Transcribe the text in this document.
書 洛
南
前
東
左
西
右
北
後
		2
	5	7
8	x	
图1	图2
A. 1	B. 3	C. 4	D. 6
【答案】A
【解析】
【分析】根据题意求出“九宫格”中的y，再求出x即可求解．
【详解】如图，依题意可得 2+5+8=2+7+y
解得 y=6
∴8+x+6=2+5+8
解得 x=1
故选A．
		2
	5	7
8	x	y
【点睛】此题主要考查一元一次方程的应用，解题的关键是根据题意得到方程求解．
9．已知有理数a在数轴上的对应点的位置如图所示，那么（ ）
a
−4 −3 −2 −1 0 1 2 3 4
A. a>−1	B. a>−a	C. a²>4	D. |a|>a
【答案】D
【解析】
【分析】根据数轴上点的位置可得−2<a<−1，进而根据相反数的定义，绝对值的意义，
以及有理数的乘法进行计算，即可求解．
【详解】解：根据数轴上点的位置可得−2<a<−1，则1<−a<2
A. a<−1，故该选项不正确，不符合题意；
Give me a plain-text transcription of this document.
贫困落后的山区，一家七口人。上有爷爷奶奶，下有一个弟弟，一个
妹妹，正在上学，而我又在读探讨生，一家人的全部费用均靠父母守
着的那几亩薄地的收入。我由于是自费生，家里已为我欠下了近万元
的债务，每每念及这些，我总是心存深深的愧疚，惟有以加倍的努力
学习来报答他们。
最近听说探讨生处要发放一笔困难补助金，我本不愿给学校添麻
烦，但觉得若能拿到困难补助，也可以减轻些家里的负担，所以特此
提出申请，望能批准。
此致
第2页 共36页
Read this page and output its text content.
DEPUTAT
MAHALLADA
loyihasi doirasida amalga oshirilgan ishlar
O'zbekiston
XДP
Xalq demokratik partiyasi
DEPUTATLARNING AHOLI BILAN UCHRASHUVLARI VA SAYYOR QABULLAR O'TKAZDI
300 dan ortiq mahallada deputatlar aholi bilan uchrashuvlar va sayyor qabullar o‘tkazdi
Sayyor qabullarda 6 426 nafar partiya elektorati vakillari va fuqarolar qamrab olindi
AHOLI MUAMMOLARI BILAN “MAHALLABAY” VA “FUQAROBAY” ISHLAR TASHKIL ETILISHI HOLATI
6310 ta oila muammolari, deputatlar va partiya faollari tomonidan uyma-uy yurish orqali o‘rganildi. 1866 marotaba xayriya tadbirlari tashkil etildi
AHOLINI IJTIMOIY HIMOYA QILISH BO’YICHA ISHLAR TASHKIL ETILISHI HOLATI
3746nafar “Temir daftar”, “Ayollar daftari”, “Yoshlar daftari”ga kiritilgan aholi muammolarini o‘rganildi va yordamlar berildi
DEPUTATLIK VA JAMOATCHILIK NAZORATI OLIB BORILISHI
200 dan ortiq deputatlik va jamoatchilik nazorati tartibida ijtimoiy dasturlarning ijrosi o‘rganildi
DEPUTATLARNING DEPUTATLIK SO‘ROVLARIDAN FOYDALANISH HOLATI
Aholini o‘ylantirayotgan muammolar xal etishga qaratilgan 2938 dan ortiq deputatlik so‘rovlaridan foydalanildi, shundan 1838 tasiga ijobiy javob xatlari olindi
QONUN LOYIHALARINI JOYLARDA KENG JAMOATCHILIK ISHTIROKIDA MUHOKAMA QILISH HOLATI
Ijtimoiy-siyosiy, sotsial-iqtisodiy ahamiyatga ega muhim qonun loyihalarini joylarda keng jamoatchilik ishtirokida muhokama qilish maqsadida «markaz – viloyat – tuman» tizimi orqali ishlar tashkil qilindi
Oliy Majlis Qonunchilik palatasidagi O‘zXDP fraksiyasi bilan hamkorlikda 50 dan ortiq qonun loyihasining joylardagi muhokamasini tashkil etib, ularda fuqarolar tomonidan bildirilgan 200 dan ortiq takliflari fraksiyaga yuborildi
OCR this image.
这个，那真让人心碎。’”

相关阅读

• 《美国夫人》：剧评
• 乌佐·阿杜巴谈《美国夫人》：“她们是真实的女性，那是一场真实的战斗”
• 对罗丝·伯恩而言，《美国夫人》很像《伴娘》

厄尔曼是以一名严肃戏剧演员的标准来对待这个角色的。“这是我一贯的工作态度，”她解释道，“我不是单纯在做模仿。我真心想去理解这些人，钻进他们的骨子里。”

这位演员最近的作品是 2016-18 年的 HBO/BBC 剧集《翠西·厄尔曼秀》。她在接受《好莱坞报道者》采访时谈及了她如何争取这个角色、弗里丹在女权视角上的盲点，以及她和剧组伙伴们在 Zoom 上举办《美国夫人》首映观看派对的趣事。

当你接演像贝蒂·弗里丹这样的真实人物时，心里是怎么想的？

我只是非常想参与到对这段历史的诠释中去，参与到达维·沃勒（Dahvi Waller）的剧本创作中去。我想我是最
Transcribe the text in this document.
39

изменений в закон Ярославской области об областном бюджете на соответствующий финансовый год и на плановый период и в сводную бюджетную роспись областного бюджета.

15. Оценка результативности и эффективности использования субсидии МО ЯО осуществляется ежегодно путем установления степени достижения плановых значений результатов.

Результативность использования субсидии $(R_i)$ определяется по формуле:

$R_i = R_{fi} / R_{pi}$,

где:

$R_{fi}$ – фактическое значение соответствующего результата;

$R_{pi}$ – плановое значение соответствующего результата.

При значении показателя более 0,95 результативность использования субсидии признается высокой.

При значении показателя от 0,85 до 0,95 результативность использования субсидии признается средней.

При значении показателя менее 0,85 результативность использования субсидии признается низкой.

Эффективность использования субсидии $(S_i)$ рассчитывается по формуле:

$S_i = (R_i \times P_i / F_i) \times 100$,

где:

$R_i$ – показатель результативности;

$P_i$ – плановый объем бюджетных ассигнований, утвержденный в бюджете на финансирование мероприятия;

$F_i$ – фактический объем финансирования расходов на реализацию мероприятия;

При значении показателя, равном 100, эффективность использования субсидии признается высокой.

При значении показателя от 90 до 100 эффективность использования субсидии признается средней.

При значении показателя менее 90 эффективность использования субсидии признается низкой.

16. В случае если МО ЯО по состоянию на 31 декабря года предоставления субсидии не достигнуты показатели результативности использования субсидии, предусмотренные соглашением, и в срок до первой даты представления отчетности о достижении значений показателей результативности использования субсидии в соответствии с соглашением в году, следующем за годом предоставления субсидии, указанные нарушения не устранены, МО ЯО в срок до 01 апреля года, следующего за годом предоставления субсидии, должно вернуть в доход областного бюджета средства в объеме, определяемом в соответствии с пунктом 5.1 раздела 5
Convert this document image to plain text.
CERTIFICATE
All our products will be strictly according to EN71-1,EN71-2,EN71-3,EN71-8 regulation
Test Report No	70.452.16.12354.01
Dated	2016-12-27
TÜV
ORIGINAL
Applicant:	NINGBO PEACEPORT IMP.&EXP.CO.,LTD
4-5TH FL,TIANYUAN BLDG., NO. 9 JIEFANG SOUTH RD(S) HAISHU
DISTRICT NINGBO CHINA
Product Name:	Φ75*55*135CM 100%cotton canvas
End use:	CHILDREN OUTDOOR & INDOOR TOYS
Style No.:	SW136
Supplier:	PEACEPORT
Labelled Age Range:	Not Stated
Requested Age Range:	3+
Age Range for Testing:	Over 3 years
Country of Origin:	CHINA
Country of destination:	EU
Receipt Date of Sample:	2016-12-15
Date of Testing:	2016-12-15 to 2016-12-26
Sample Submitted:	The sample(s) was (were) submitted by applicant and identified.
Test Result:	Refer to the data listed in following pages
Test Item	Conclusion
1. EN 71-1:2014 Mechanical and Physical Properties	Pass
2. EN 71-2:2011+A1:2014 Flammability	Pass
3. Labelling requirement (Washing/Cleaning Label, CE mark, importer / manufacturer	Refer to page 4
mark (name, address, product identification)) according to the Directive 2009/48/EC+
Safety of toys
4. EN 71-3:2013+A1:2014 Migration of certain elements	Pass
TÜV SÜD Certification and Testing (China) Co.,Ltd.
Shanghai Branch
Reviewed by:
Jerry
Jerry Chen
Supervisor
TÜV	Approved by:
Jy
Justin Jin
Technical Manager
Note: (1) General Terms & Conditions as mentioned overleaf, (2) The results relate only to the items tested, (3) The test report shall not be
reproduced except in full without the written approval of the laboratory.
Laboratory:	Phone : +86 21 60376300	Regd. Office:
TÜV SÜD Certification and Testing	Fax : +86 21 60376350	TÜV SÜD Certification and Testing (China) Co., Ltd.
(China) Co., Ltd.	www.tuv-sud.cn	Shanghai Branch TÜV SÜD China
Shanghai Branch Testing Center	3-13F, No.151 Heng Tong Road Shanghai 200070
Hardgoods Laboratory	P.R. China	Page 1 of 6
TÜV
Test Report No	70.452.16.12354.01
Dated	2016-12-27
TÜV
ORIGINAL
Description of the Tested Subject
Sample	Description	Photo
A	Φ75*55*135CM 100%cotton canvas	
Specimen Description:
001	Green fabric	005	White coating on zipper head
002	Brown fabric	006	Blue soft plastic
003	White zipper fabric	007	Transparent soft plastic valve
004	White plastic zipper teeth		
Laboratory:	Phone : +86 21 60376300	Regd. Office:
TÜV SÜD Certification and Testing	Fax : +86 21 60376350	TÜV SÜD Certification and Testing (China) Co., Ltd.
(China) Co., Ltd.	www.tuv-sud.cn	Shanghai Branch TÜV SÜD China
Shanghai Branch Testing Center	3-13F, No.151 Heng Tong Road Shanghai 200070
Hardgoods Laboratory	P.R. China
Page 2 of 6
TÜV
====
### TASK DIRECTIONS
Copy down every line of the entries containing the word "image".

### RESULT BELOW
OCR this image.
Convert this document image to plain text.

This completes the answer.